#### [DIRECTIONS]
Copy out each line of the data that holds the word "icon".

--*--

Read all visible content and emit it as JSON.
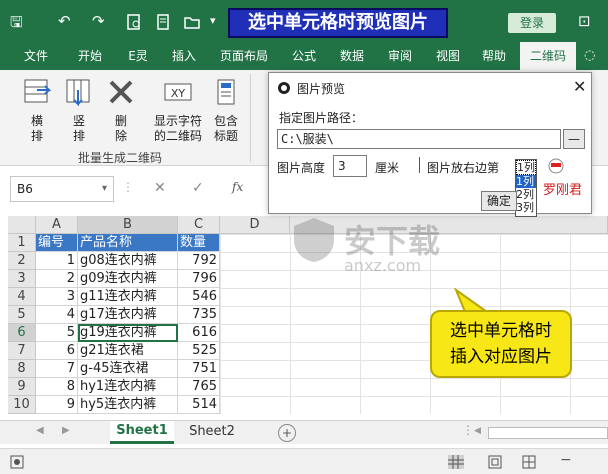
{
  "title_bar": {
    "banner": "选中单元格时预览图片",
    "login_label": "登录",
    "restore_glyph": "⊡",
    "qa_save": "🖫",
    "qa_undo": "↶",
    "qa_redo": "↷"
  },
  "tabs": [
    "文件",
    "开始",
    "E灵",
    "插入",
    "页面布局",
    "公式",
    "数据",
    "审阅",
    "视图",
    "帮助",
    "二维码"
  ],
  "ribbon": {
    "buttons": [
      {
        "label": "横\n排",
        "icon": "horizontal-layout-icon"
      },
      {
        "label": "竖\n排",
        "icon": "vertical-layout-icon"
      },
      {
        "label": "删\n除",
        "icon": "delete-icon"
      },
      {
        "label": "显示字符\n的二维码",
        "icon": "xy-qrcode-icon"
      },
      {
        "label": "包含\n标题",
        "icon": "title-icon"
      }
    ],
    "group_label": "批量生成二维码"
  },
  "formula_bar": {
    "name_box": "B6",
    "fx": "fx",
    "cancel": "✕",
    "confirm": "✓"
  },
  "columns": [
    "A",
    "B",
    "C",
    "D"
  ],
  "rows": [
    {
      "n": "1",
      "a": "编号",
      "b": "产品名称",
      "c": "数量"
    },
    {
      "n": "2",
      "a": "1",
      "b": "g08连衣内裤",
      "c": "792"
    },
    {
      "n": "3",
      "a": "2",
      "b": "g09连衣内裤",
      "c": "796"
    },
    {
      "n": "4",
      "a": "3",
      "b": "g11连衣内裤",
      "c": "546"
    },
    {
      "n": "5",
      "a": "4",
      "b": "g17连衣内裤",
      "c": "735"
    },
    {
      "n": "6",
      "a": "5",
      "b": "g19连衣内裤",
      "c": "616"
    },
    {
      "n": "7",
      "a": "6",
      "b": "g21连衣裙",
      "c": "525"
    },
    {
      "n": "8",
      "a": "7",
      "b": "g-45连衣裙",
      "c": "751"
    },
    {
      "n": "9",
      "a": "8",
      "b": "hy1连衣内裤",
      "c": "765"
    },
    {
      "n": "10",
      "a": "9",
      "b": "hy5连衣内裤",
      "c": "514"
    }
  ],
  "dialog": {
    "title": "图片预览",
    "path_label": "指定图片路径：",
    "path_value": "C:\\服装\\",
    "browse": "—",
    "height_label": "图片高度",
    "height_value": "3",
    "unit": "厘米",
    "edge_label": "图片放右边第",
    "edge_options": [
      "1列",
      "2列",
      "3列"
    ],
    "confirm": "确定",
    "watermark_name": "罗刚君"
  },
  "callout": {
    "line1": "选中单元格时",
    "line2": "插入对应图片"
  },
  "sheets": [
    "Sheet1",
    "Sheet2"
  ],
  "add_sheet": "+",
  "watermark": {
    "text": "安下载",
    "sub": "anxz.com"
  },
  "colors": {
    "excel_green": "#217346",
    "callout_yellow": "#f7e716",
    "banner_blue": "#1f2fb8"
  }
}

--*--

#### [THE RESULT]
        "icon": "horizontal-layout-icon"
        "icon": "vertical-layout-icon"
        "icon": "delete-icon"
        "icon": "xy-qrcode-icon"
        "icon": "title-icon"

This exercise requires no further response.